• **What is being asked**:
Within the listing below, locate all lines containing the word "subtitle". Copy each one.

• **Material to process**:
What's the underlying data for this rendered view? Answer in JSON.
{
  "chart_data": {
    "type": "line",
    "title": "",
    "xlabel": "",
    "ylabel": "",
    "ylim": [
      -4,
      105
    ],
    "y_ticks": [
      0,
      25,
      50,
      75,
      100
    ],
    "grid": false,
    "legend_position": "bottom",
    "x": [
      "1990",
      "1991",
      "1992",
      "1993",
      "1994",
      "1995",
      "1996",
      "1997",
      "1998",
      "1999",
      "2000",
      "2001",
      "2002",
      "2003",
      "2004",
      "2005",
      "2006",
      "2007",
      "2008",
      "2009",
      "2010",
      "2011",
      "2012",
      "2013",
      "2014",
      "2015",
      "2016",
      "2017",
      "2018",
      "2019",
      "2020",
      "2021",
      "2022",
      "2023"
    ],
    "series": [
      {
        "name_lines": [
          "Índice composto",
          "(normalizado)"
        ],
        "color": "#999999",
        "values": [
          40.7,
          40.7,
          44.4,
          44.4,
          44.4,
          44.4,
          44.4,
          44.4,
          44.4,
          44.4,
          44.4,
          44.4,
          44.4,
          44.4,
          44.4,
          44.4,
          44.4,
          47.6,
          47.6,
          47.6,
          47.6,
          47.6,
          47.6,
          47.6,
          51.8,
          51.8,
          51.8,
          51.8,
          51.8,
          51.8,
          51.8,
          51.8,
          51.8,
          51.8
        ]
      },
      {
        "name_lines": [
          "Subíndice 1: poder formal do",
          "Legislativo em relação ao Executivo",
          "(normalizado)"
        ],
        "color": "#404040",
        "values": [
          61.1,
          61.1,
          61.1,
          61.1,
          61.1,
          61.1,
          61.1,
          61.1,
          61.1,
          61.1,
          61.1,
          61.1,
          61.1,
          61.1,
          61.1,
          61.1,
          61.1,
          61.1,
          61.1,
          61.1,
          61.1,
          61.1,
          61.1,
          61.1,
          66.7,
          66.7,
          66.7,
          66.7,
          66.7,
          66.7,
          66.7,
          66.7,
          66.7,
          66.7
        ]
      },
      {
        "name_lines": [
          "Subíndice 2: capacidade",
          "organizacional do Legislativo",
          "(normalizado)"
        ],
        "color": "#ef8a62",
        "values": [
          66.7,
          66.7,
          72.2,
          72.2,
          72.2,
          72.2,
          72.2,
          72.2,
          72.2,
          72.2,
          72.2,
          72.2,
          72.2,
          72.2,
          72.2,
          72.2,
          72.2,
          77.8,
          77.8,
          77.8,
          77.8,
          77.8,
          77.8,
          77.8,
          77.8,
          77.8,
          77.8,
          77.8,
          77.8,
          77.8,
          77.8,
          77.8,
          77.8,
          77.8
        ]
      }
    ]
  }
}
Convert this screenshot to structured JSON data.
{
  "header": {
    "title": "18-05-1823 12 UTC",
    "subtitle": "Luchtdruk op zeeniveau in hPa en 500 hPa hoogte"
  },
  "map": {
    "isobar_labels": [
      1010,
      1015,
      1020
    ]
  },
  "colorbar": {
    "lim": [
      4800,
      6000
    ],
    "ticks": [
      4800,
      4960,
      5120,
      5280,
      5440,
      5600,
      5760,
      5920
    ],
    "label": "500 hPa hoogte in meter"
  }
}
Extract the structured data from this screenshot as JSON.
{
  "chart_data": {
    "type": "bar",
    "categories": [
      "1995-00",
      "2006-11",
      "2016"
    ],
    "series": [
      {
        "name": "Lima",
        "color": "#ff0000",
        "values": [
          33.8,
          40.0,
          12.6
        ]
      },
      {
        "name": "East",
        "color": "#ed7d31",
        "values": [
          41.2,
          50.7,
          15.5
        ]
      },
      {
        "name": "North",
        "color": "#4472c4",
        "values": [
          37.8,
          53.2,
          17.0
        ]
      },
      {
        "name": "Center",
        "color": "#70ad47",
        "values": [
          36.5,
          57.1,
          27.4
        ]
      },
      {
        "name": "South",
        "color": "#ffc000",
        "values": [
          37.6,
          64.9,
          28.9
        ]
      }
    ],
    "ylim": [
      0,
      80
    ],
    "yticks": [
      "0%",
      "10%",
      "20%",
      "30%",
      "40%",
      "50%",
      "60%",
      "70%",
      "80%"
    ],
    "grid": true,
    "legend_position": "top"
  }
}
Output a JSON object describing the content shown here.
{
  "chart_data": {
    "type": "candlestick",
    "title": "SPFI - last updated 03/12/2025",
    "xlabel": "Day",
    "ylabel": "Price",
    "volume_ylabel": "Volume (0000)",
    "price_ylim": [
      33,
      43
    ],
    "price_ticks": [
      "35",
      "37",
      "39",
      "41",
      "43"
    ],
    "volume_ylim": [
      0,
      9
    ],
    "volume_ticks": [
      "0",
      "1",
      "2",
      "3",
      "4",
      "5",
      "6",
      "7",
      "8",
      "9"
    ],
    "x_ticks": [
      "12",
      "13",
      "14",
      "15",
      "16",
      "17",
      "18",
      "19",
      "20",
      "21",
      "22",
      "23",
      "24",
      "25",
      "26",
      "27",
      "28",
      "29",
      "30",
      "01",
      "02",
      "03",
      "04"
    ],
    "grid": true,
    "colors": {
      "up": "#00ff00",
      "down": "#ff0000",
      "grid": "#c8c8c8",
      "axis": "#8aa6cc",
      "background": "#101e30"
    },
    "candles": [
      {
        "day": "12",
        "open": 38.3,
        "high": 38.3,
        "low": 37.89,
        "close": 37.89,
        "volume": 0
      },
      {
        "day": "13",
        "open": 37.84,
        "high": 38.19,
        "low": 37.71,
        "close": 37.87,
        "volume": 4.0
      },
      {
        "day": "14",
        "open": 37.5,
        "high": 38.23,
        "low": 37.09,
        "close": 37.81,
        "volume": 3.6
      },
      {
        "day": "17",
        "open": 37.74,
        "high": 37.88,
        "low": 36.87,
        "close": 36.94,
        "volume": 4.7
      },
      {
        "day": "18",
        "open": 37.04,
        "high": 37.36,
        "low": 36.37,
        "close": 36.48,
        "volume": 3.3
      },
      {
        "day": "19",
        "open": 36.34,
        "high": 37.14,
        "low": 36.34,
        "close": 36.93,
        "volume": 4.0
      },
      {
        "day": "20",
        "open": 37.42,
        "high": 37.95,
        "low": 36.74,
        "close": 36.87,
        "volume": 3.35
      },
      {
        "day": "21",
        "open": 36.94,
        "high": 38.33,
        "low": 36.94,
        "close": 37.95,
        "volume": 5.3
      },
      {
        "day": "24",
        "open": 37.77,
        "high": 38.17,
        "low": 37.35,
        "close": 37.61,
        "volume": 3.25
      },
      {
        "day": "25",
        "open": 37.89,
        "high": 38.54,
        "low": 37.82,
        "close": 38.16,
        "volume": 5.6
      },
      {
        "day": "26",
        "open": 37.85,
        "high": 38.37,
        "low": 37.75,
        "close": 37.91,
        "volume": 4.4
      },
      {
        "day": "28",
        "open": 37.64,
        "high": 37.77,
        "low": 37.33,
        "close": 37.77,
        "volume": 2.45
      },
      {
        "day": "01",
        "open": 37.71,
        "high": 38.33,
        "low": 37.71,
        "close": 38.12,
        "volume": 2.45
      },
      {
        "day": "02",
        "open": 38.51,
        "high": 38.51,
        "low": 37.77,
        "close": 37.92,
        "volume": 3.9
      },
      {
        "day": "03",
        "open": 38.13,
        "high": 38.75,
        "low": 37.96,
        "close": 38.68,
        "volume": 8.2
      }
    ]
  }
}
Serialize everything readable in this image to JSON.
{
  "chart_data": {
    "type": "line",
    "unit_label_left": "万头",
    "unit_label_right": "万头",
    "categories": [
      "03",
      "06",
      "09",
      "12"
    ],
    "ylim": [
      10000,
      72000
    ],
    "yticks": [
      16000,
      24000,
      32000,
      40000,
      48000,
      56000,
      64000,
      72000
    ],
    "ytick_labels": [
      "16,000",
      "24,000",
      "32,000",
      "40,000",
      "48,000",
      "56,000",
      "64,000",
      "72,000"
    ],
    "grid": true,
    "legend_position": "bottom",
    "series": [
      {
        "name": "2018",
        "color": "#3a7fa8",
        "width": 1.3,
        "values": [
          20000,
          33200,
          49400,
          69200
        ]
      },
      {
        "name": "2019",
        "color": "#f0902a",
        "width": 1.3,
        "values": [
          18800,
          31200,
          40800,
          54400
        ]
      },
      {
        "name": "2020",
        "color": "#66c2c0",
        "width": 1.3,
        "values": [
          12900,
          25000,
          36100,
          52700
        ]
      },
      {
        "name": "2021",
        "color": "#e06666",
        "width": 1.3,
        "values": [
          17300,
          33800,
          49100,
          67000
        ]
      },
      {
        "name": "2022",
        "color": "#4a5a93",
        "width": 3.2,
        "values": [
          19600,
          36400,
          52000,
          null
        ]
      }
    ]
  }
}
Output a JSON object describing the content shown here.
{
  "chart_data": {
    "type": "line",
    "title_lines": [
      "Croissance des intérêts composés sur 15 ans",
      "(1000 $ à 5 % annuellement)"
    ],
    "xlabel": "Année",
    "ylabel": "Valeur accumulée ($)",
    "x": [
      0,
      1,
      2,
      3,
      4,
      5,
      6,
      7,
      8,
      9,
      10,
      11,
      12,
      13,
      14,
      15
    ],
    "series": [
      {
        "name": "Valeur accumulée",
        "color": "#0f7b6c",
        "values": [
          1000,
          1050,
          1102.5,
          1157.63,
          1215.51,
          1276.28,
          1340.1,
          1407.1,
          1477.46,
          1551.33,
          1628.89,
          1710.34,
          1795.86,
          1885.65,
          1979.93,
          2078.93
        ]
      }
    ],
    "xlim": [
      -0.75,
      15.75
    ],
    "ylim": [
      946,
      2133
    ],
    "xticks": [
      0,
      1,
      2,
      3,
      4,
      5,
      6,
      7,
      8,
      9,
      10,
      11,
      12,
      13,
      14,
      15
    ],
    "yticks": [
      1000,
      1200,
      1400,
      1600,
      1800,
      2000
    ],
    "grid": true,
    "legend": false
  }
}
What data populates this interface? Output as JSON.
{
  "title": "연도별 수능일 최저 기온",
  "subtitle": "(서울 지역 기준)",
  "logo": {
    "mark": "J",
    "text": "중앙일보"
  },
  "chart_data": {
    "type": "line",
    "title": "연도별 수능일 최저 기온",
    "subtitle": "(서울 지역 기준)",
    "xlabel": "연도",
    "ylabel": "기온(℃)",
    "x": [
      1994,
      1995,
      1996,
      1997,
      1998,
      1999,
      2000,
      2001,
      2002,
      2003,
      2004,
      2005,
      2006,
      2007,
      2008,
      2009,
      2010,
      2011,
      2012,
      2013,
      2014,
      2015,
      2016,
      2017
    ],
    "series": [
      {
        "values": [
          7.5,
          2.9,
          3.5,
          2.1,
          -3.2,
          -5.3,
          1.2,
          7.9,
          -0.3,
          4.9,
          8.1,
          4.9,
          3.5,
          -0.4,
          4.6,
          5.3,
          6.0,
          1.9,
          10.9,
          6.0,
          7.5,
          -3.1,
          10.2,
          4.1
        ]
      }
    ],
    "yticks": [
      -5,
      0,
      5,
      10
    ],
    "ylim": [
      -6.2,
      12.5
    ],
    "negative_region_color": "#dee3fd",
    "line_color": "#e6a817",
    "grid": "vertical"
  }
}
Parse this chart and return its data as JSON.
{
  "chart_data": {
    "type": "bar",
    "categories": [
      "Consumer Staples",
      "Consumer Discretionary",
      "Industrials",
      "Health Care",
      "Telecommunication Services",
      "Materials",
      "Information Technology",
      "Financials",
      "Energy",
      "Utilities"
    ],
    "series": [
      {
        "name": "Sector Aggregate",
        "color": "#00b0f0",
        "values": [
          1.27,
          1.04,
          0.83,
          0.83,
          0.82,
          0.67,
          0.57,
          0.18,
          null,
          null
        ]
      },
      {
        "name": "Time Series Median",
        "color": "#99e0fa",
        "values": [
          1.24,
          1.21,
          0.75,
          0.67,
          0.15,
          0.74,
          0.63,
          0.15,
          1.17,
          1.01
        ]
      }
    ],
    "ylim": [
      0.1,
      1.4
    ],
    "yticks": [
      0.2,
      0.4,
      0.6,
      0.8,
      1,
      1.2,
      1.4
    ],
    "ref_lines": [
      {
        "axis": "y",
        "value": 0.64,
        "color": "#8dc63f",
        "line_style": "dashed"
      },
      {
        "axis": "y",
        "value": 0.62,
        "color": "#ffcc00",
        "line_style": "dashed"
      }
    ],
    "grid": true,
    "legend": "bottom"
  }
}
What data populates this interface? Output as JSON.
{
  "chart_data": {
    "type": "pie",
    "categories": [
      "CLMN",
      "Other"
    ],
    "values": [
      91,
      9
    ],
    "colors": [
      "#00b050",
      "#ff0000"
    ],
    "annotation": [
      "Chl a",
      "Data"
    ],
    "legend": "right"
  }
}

• **Result for this exercise**:
    "subtitle": "Luchtdruk op zeeniveau in hPa en 500 hPa hoogte"
  "subtitle": "(서울 지역 기준)",
    "subtitle": "(서울 지역 기준)",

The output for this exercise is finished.